An exact copy of all the data is required, with pictures left out.

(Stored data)
☆ ☆ ☆ ☆ ☆
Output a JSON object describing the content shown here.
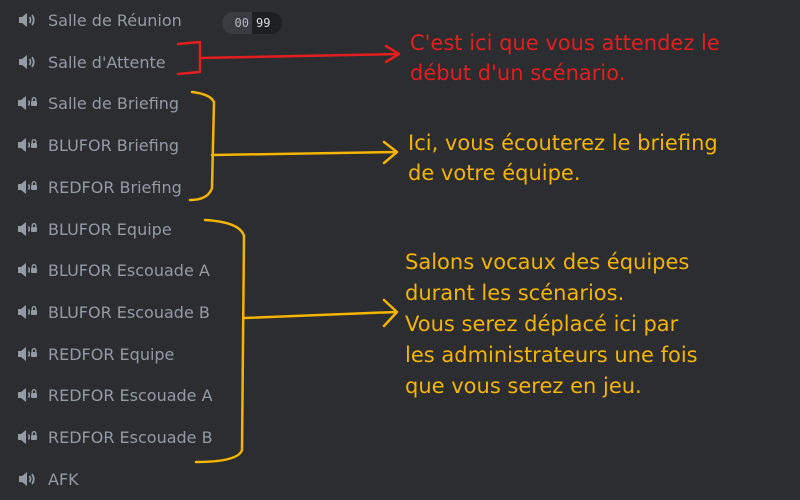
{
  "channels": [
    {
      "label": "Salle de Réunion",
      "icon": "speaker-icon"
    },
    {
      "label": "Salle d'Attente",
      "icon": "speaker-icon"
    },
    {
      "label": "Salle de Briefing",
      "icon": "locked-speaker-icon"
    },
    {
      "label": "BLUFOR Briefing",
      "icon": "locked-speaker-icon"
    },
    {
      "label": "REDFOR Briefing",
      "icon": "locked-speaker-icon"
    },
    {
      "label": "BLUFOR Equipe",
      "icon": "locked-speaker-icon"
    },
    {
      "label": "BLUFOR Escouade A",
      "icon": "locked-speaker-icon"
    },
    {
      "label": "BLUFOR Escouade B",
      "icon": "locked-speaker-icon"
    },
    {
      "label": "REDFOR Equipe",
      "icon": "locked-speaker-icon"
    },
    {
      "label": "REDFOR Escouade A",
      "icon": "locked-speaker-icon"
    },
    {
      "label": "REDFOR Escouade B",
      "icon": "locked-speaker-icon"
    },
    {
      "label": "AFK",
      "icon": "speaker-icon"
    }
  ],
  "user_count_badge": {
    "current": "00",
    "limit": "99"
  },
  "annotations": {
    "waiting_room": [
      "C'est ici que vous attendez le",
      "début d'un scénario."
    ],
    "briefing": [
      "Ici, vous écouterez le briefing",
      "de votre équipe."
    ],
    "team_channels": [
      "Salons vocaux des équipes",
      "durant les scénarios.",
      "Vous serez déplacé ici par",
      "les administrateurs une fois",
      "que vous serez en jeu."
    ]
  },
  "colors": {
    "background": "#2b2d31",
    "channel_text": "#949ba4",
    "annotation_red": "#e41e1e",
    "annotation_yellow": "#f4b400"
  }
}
☆ ☆ ☆ ☆ ☆
• [Completed exercise]
Output a JSON object describing the content shown here.
{
  "channels": [
    {
      "label": "Salle de Réunion",
      "icon": "speaker-icon"
    },
    {
      "label": "Salle d'Attente",
      "icon": "speaker-icon"
    },
    {
      "label": "Salle de Briefing",
      "icon": "locked-speaker-icon"
    },
    {
      "label": "BLUFOR Briefing",
      "icon": "locked-speaker-icon"
    },
    {
      "label": "REDFOR Briefing",
      "icon": "locked-speaker-icon"
    },
    {
      "label": "BLUFOR Equipe",
      "icon": "locked-speaker-icon"
    },
    {
      "label": "BLUFOR Escouade A",
      "icon": "locked-speaker-icon"
    },
    {
      "label": "BLUFOR Escouade B",
      "icon": "locked-speaker-icon"
    },
    {
      "label": "REDFOR Equipe",
      "icon": "locked-speaker-icon"
    },
    {
      "label": "REDFOR Escouade A",
      "icon": "locked-speaker-icon"
    },
    {
      "label": "REDFOR Escouade B",
      "icon": "locked-speaker-icon"
    },
    {
      "label": "AFK",
      "icon": "speaker-icon"
    }
  ],
  "user_count_badge": {
    "current": "00",
    "limit": "99"
  },
  "annotations": {
    "waiting_room": [
      "C'est ici que vous attendez le",
      "début d'un scénario."
    ],
    "briefing": [
      "Ici, vous écouterez le briefing",
      "de votre équipe."
    ],
    "team_channels": [
      "Salons vocaux des équipes",
      "durant les scénarios.",
      "Vous serez déplacé ici par",
      "les administrateurs une fois",
      "que vous serez en jeu."
    ]
  },
  "colors": {
    "background": "#2b2d31",
    "channel_text": "#949ba4",
    "annotation_red": "#e41e1e",
    "annotation_yellow": "#f4b400"
  }
}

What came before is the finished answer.